┌─ Records to process

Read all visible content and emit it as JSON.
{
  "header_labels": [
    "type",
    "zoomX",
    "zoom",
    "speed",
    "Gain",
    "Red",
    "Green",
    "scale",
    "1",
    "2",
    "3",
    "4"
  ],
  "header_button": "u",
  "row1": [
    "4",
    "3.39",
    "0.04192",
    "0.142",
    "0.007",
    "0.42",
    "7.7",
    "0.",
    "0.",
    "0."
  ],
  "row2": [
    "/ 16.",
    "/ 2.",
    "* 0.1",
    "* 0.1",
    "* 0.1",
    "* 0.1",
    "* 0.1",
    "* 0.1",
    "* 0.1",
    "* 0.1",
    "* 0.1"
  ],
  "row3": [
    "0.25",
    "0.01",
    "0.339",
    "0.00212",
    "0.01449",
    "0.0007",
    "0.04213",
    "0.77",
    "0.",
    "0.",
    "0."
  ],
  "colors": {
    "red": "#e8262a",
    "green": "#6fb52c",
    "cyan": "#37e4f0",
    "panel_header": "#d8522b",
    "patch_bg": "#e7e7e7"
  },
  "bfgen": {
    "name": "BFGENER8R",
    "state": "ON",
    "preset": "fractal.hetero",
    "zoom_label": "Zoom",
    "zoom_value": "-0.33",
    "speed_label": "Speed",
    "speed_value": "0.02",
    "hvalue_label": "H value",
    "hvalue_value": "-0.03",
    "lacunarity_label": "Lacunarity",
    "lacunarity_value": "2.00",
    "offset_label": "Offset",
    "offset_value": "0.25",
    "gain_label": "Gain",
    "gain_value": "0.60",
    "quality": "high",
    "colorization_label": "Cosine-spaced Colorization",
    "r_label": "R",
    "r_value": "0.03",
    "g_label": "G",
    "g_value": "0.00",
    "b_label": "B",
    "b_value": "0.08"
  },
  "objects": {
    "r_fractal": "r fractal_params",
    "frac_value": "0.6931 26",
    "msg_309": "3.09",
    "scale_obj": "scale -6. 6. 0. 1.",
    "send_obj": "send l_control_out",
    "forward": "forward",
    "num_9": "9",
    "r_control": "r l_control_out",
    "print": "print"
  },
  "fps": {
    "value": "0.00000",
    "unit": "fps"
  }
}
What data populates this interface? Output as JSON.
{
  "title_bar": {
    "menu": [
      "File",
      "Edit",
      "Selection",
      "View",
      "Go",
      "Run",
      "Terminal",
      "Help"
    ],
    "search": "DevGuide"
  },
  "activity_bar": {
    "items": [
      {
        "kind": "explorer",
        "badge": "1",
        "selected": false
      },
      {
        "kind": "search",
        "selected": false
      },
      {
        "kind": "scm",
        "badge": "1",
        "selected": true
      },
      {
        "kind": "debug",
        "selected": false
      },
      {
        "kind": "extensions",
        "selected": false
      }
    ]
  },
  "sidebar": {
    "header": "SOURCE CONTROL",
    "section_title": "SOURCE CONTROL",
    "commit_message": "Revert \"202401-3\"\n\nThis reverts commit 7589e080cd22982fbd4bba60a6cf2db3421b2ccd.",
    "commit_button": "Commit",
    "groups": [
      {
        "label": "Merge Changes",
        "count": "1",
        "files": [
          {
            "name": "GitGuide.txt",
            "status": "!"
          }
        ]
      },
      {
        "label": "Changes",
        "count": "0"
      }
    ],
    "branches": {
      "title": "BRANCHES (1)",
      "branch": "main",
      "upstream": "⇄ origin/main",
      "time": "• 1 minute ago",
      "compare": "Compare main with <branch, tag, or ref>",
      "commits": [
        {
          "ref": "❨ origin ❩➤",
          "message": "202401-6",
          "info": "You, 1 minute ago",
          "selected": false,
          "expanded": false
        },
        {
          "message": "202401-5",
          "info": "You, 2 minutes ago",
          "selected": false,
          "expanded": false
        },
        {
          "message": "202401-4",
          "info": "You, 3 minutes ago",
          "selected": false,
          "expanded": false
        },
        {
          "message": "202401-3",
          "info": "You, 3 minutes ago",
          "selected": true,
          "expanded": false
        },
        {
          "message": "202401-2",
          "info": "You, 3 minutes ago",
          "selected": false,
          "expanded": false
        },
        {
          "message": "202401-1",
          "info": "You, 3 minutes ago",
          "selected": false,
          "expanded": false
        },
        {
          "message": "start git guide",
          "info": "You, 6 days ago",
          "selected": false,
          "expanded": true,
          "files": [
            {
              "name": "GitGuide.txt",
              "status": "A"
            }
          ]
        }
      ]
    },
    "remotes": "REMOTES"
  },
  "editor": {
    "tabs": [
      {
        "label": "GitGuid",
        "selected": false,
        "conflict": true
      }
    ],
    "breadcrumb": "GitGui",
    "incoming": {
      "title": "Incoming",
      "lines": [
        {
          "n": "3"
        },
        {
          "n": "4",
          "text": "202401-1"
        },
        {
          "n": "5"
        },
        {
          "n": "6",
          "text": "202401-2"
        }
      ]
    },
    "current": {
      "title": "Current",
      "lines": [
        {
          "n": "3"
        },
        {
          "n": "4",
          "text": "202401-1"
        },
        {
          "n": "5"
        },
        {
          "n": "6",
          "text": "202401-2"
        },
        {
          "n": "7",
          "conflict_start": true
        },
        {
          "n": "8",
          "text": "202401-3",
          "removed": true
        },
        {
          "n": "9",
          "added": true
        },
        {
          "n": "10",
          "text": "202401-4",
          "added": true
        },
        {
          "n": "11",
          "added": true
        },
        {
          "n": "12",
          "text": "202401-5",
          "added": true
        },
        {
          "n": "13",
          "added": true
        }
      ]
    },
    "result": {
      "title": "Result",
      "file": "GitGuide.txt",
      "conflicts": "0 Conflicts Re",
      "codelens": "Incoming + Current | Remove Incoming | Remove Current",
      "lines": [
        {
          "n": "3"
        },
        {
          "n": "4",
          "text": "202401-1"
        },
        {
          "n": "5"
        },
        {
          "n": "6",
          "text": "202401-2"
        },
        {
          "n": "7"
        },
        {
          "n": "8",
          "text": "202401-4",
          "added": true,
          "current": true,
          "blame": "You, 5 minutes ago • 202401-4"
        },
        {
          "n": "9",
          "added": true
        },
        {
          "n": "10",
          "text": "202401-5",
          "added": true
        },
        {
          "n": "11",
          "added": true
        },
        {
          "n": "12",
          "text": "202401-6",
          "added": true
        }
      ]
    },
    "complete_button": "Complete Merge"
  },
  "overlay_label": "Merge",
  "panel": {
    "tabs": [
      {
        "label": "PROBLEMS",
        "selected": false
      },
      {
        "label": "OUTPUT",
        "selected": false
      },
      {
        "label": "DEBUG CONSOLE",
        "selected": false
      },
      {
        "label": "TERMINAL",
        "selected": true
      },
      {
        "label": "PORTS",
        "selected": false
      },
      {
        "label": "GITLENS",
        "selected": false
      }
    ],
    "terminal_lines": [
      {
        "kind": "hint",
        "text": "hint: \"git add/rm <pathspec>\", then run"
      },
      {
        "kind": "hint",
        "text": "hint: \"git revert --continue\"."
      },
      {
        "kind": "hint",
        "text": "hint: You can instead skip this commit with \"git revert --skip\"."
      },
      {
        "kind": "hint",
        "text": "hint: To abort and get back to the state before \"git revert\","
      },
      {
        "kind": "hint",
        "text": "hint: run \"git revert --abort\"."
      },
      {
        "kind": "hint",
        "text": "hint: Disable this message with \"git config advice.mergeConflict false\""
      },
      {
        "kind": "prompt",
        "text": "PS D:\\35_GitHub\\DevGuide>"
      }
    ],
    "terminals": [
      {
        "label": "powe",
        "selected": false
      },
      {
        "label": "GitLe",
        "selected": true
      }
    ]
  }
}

└─

_Instruction_:
Extract all of the data above and output it character for character.

_Right answer_:
Read all visible content and emit it as JSON.
{
  "header_labels": [
    "type",
    "zoomX",
    "zoom",
    "speed",
    "Gain",
    "Red",
    "Green",
    "scale",
    "1",
    "2",
    "3",
    "4"
  ],
  "header_button": "u",
  "row1": [
    "4",
    "3.39",
    "0.04192",
    "0.142",
    "0.007",
    "0.42",
    "7.7",
    "0.",
    "0.",
    "0."
  ],
  "row2": [
    "/ 16.",
    "/ 2.",
    "* 0.1",
    "* 0.1",
    "* 0.1",
    "* 0.1",
    "* 0.1",
    "* 0.1",
    "* 0.1",
    "* 0.1",
    "* 0.1"
  ],
  "row3": [
    "0.25",
    "0.01",
    "0.339",
    "0.00212",
    "0.01449",
    "0.0007",
    "0.04213",
    "0.77",
    "0.",
    "0.",
    "0."
  ],
  "colors": {
    "red": "#e8262a",
    "green": "#6fb52c",
    "cyan": "#37e4f0",
    "panel_header": "#d8522b",
    "patch_bg": "#e7e7e7"
  },
  "bfgen": {
    "name": "BFGENER8R",
    "state": "ON",
    "preset": "fractal.hetero",
    "zoom_label": "Zoom",
    "zoom_value": "-0.33",
    "speed_label": "Speed",
    "speed_value": "0.02",
    "hvalue_label": "H value",
    "hvalue_value": "-0.03",
    "lacunarity_label": "Lacunarity",
    "lacunarity_value": "2.00",
    "offset_label": "Offset",
    "offset_value": "0.25",
    "gain_label": "Gain",
    "gain_value": "0.60",
    "quality": "high",
    "colorization_label": "Cosine-spaced Colorization",
    "r_label": "R",
    "r_value": "0.03",
    "g_label": "G",
    "g_value": "0.00",
    "b_label": "B",
    "b_value": "0.08"
  },
  "objects": {
    "r_fractal": "r fractal_params",
    "frac_value": "0.6931 26",
    "msg_309": "3.09",
    "scale_obj": "scale -6. 6. 0. 1.",
    "send_obj": "send l_control_out",
    "forward": "forward",
    "num_9": "9",
    "r_control": "r l_control_out",
    "print": "print"
  },
  "fps": {
    "value": "0.00000",
    "unit": "fps"
  }
}
What data populates this interface? Output as JSON.
{
  "title_bar": {
    "menu": [
      "File",
      "Edit",
      "Selection",
      "View",
      "Go",
      "Run",
      "Terminal",
      "Help"
    ],
    "search": "DevGuide"
  },
  "activity_bar": {
    "items": [
      {
        "kind": "explorer",
        "badge": "1",
        "selected": false
      },
      {
        "kind": "search",
        "selected": false
      },
      {
        "kind": "scm",
        "badge": "1",
        "selected": true
      },
      {
        "kind": "debug",
        "selected": false
      },
      {
        "kind": "extensions",
        "selected": false
      }
    ]
  },
  "sidebar": {
    "header": "SOURCE CONTROL",
    "section_title": "SOURCE CONTROL",
    "commit_message": "Revert \"202401-3\"\n\nThis reverts commit 7589e080cd22982fbd4bba60a6cf2db3421b2ccd.",
    "commit_button": "Commit",
    "groups": [
      {
        "label": "Merge Changes",
        "count": "1",
        "files": [
          {
            "name": "GitGuide.txt",
            "status": "!"
          }
        ]
      },
      {
        "label": "Changes",
        "count": "0"
      }
    ],
    "branches": {
      "title": "BRANCHES (1)",
      "branch": "main",
      "upstream": "⇄ origin/main",
      "time": "• 1 minute ago",
      "compare": "Compare main with <branch, tag, or ref>",
      "commits": [
        {
          "ref": "❨ origin ❩➤",
          "message": "202401-6",
          "info": "You, 1 minute ago",
          "selected": false,
          "expanded": false
        },
        {
          "message": "202401-5",
          "info": "You, 2 minutes ago",
          "selected": false,
          "expanded": false
        },
        {
          "message": "202401-4",
          "info": "You, 3 minutes ago",
          "selected": false,
          "expanded": false
        },
        {
          "message": "202401-3",
          "info": "You, 3 minutes ago",
          "selected": true,
          "expanded": false
        },
        {
          "message": "202401-2",
          "info": "You, 3 minutes ago",
          "selected": false,
          "expanded": false
        },
        {
          "message": "202401-1",
          "info": "You, 3 minutes ago",
          "selected": false,
          "expanded": false
        },
        {
          "message": "start git guide",
          "info": "You, 6 days ago",
          "selected": false,
          "expanded": true,
          "files": [
            {
              "name": "GitGuide.txt",
              "status": "A"
            }
          ]
        }
      ]
    },
    "remotes": "REMOTES"
  },
  "editor": {
    "tabs": [
      {
        "label": "GitGuid",
        "selected": false,
        "conflict": true
      }
    ],
    "breadcrumb": "GitGui",
    "incoming": {
      "title": "Incoming",
      "lines": [
        {
          "n": "3"
        },
        {
          "n": "4",
          "text": "202401-1"
        },
        {
          "n": "5"
        },
        {
          "n": "6",
          "text": "202401-2"
        }
      ]
    },
    "current": {
      "title": "Current",
      "lines": [
        {
          "n": "3"
        },
        {
          "n": "4",
          "text": "202401-1"
        },
        {
          "n": "5"
        },
        {
          "n": "6",
          "text": "202401-2"
        },
        {
          "n": "7",
          "conflict_start": true
        },
        {
          "n": "8",
          "text": "202401-3",
          "removed": true
        },
        {
          "n": "9",
          "added": true
        },
        {
          "n": "10",
          "text": "202401-4",
          "added": true
        },
        {
          "n": "11",
          "added": true
        },
        {
          "n": "12",
          "text": "202401-5",
          "added": true
        },
        {
          "n": "13",
          "added": true
        }
      ]
    },
    "result": {
      "title": "Result",
      "file": "GitGuide.txt",
      "conflicts": "0 Conflicts Re",
      "codelens": "Incoming + Current | Remove Incoming | Remove Current",
      "lines": [
        {
          "n": "3"
        },
        {
          "n": "4",
          "text": "202401-1"
        },
        {
          "n": "5"
        },
        {
          "n": "6",
          "text": "202401-2"
        },
        {
          "n": "7"
        },
        {
          "n": "8",
          "text": "202401-4",
          "added": true,
          "current": true,
          "blame": "You, 5 minutes ago • 202401-4"
        },
        {
          "n": "9",
          "added": true
        },
        {
          "n": "10",
          "text": "202401-5",
          "added": true
        },
        {
          "n": "11",
          "added": true
        },
        {
          "n": "12",
          "text": "202401-6",
          "added": true
        }
      ]
    },
    "complete_button": "Complete Merge"
  },
  "overlay_label": "Merge",
  "panel": {
    "tabs": [
      {
        "label": "PROBLEMS",
        "selected": false
      },
      {
        "label": "OUTPUT",
        "selected": false
      },
      {
        "label": "DEBUG CONSOLE",
        "selected": false
      },
      {
        "label": "TERMINAL",
        "selected": true
      },
      {
        "label": "PORTS",
        "selected": false
      },
      {
        "label": "GITLENS",
        "selected": false
      }
    ],
    "terminal_lines": [
      {
        "kind": "hint",
        "text": "hint: \"git add/rm <pathspec>\", then run"
      },
      {
        "kind": "hint",
        "text": "hint: \"git revert --continue\"."
      },
      {
        "kind": "hint",
        "text": "hint: You can instead skip this commit with \"git revert --skip\"."
      },
      {
        "kind": "hint",
        "text": "hint: To abort and get back to the state before \"git revert\","
      },
      {
        "kind": "hint",
        "text": "hint: run \"git revert --abort\"."
      },
      {
        "kind": "hint",
        "text": "hint: Disable this message with \"git config advice.mergeConflict false\""
      },
      {
        "kind": "prompt",
        "text": "PS D:\\35_GitHub\\DevGuide>"
      }
    ],
    "terminals": [
      {
        "label": "powe",
        "selected": false
      },
      {
        "label": "GitLe",
        "selected": true
      }
    ]
  }
}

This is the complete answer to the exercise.